**PROVIDED RECORDS:**
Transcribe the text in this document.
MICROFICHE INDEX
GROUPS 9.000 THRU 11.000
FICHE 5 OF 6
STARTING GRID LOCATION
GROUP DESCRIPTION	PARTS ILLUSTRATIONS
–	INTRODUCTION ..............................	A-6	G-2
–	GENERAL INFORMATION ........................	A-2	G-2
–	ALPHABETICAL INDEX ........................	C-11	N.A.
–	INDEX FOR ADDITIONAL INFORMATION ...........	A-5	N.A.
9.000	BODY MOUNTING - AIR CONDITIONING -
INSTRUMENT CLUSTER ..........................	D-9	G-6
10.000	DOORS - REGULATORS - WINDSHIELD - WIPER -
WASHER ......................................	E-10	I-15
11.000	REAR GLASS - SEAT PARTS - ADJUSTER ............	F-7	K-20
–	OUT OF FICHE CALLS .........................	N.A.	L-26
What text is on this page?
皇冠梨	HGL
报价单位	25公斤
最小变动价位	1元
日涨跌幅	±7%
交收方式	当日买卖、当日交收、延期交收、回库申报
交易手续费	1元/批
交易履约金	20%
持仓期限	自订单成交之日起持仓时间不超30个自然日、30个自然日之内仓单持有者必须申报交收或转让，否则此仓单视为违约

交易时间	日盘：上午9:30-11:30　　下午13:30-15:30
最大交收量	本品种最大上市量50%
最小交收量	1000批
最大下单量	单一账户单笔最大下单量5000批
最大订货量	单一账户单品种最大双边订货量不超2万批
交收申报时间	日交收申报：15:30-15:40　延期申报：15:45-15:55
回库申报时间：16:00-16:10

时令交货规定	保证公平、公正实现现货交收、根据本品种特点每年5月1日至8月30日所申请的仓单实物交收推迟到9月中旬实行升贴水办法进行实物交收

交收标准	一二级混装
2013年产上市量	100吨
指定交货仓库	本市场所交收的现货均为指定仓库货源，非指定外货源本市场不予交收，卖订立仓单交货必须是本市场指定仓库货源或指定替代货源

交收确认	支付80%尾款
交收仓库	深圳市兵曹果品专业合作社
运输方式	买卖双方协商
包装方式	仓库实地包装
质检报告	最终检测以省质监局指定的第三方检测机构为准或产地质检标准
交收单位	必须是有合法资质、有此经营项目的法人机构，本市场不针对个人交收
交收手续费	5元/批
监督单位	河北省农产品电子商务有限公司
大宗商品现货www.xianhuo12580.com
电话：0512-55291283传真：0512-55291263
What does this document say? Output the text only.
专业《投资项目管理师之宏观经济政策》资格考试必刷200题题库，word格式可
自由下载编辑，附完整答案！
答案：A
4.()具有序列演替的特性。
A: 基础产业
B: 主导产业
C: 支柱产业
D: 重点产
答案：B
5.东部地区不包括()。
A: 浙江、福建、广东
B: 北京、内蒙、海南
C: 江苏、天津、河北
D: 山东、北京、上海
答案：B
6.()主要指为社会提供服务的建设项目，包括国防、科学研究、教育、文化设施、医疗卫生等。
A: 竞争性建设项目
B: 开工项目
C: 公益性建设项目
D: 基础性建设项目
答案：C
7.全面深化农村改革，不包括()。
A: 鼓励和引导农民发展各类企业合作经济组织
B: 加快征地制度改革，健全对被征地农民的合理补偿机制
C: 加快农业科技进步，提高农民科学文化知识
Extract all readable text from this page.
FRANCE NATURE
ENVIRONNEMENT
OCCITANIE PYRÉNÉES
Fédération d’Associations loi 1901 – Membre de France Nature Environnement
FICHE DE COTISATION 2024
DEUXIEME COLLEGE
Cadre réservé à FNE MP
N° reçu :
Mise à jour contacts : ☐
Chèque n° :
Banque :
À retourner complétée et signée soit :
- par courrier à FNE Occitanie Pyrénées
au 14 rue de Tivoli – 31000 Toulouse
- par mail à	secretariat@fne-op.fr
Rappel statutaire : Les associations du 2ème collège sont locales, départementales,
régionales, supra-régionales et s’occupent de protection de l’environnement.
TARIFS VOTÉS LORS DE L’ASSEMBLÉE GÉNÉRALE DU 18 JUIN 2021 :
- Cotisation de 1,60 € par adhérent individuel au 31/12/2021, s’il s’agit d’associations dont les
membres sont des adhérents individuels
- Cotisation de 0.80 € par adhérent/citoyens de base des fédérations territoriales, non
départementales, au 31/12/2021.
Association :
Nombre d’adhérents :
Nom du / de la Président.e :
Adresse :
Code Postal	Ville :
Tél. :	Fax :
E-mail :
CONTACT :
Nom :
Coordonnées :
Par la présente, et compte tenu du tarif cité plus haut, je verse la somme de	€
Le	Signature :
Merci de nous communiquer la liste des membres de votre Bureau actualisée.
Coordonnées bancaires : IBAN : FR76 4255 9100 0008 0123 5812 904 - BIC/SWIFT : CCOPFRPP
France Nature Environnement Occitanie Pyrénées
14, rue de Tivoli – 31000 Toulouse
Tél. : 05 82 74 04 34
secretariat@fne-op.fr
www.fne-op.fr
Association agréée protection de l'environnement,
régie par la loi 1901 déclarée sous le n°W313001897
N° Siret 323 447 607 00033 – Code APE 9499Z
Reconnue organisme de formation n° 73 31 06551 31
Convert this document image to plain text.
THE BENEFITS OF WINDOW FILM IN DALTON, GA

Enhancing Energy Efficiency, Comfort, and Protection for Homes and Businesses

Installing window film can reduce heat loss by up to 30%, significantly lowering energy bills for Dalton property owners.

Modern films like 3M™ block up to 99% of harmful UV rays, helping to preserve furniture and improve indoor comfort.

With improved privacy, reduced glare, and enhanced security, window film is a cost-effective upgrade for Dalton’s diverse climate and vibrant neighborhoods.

**TASK INSTRUCTIONS:** Reproduce each line of the material above precisely.

**TASK RESULT:**
Transcribe the text in this document.
MICROFICHE INDEX
GROUPS 9.000 THRU 11.000
FICHE 5 OF 6
STARTING GRID LOCATION
GROUP DESCRIPTION	PARTS ILLUSTRATIONS
–	INTRODUCTION ..............................	A-6	G-2
–	GENERAL INFORMATION ........................	A-2	G-2
–	ALPHABETICAL INDEX ........................	C-11	N.A.
–	INDEX FOR ADDITIONAL INFORMATION ...........	A-5	N.A.
9.000	BODY MOUNTING - AIR CONDITIONING -
INSTRUMENT CLUSTER ..........................	D-9	G-6
10.000	DOORS - REGULATORS - WINDSHIELD - WIPER -
WASHER ......................................	E-10	I-15
11.000	REAR GLASS - SEAT PARTS - ADJUSTER ............	F-7	K-20
–	OUT OF FICHE CALLS .........................	N.A.	L-26
What text is on this page?
皇冠梨	HGL
报价单位	25公斤
最小变动价位	1元
日涨跌幅	±7%
交收方式	当日买卖、当日交收、延期交收、回库申报
交易手续费	1元/批
交易履约金	20%
持仓期限	自订单成交之日起持仓时间不超30个自然日、30个自然日之内仓单持有者必须申报交收或转让，否则此仓单视为违约

交易时间	日盘：上午9:30-11:30　　下午13:30-15:30
最大交收量	本品种最大上市量50%
最小交收量	1000批
最大下单量	单一账户单笔最大下单量5000批
最大订货量	单一账户单品种最大双边订货量不超2万批
交收申报时间	日交收申报：15:30-15:40　延期申报：15:45-15:55
回库申报时间：16:00-16:10

时令交货规定	保证公平、公正实现现货交收、根据本品种特点每年5月1日至8月30日所申请的仓单实物交收推迟到9月中旬实行升贴水办法进行实物交收

交收标准	一二级混装
2013年产上市量	100吨
指定交货仓库	本市场所交收的现货均为指定仓库货源，非指定外货源本市场不予交收，卖订立仓单交货必须是本市场指定仓库货源或指定替代货源

交收确认	支付80%尾款
交收仓库	深圳市兵曹果品专业合作社
运输方式	买卖双方协商
包装方式	仓库实地包装
质检报告	最终检测以省质监局指定的第三方检测机构为准或产地质检标准
交收单位	必须是有合法资质、有此经营项目的法人机构，本市场不针对个人交收
交收手续费	5元/批
监督单位	河北省农产品电子商务有限公司
大宗商品现货www.xianhuo12580.com
电话：0512-55291283传真：0512-55291263
What does this document say? Output the text only.
专业《投资项目管理师之宏观经济政策》资格考试必刷200题题库，word格式可
自由下载编辑，附完整答案！
答案：A
4.()具有序列演替的特性。
A: 基础产业
B: 主导产业
C: 支柱产业
D: 重点产
答案：B
5.东部地区不包括()。
A: 浙江、福建、广东
B: 北京、内蒙、海南
C: 江苏、天津、河北
D: 山东、北京、上海
答案：B
6.()主要指为社会提供服务的建设项目，包括国防、科学研究、教育、文化设施、医疗卫生等。
A: 竞争性建设项目
B: 开工项目
C: 公益性建设项目
D: 基础性建设项目
答案：C
7.全面深化农村改革，不包括()。
A: 鼓励和引导农民发展各类企业合作经济组织
B: 加快征地制度改革，健全对被征地农民的合理补偿机制
C: 加快农业科技进步，提高农民科学文化知识
Extract all readable text from this page.
FRANCE NATURE
ENVIRONNEMENT
OCCITANIE PYRÉNÉES
Fédération d’Associations loi 1901 – Membre de France Nature Environnement
FICHE DE COTISATION 2024
DEUXIEME COLLEGE
Cadre réservé à FNE MP
N° reçu :
Mise à jour contacts : ☐
Chèque n° :
Banque :
À retourner complétée et signée soit :
- par courrier à FNE Occitanie Pyrénées
au 14 rue de Tivoli – 31000 Toulouse
- par mail à	secretariat@fne-op.fr
Rappel statutaire : Les associations du 2ème collège sont locales, départementales,
régionales, supra-régionales et s’occupent de protection de l’environnement.
TARIFS VOTÉS LORS DE L’ASSEMBLÉE GÉNÉRALE DU 18 JUIN 2021 :
- Cotisation de 1,60 € par adhérent individuel au 31/12/2021, s’il s’agit d’associations dont les
membres sont des adhérents individuels
- Cotisation de 0.80 € par adhérent/citoyens de base des fédérations territoriales, non
départementales, au 31/12/2021.
Association :
Nombre d’adhérents :
Nom du / de la Président.e :
Adresse :
Code Postal	Ville :
Tél. :	Fax :
E-mail :
CONTACT :
Nom :
Coordonnées :
Par la présente, et compte tenu du tarif cité plus haut, je verse la somme de	€
Le	Signature :
Merci de nous communiquer la liste des membres de votre Bureau actualisée.
Coordonnées bancaires : IBAN : FR76 4255 9100 0008 0123 5812 904 - BIC/SWIFT : CCOPFRPP
France Nature Environnement Occitanie Pyrénées
14, rue de Tivoli – 31000 Toulouse
Tél. : 05 82 74 04 34
secretariat@fne-op.fr
www.fne-op.fr
Association agréée protection de l'environnement,
régie par la loi 1901 déclarée sous le n°W313001897
N° Siret 323 447 607 00033 – Code APE 9499Z
Reconnue organisme de formation n° 73 31 06551 31
Convert this document image to plain text.
THE BENEFITS OF WINDOW FILM IN DALTON, GA

Enhancing Energy Efficiency, Comfort, and Protection for Homes and Businesses

Installing window film can reduce heat loss by up to 30%, significantly lowering energy bills for Dalton property owners.

Modern films like 3M™ block up to 99% of harmful UV rays, helping to preserve furniture and improve indoor comfort.

With improved privacy, reduced glare, and enhanced security, window film is a cost-effective upgrade for Dalton’s diverse climate and vibrant neighborhoods.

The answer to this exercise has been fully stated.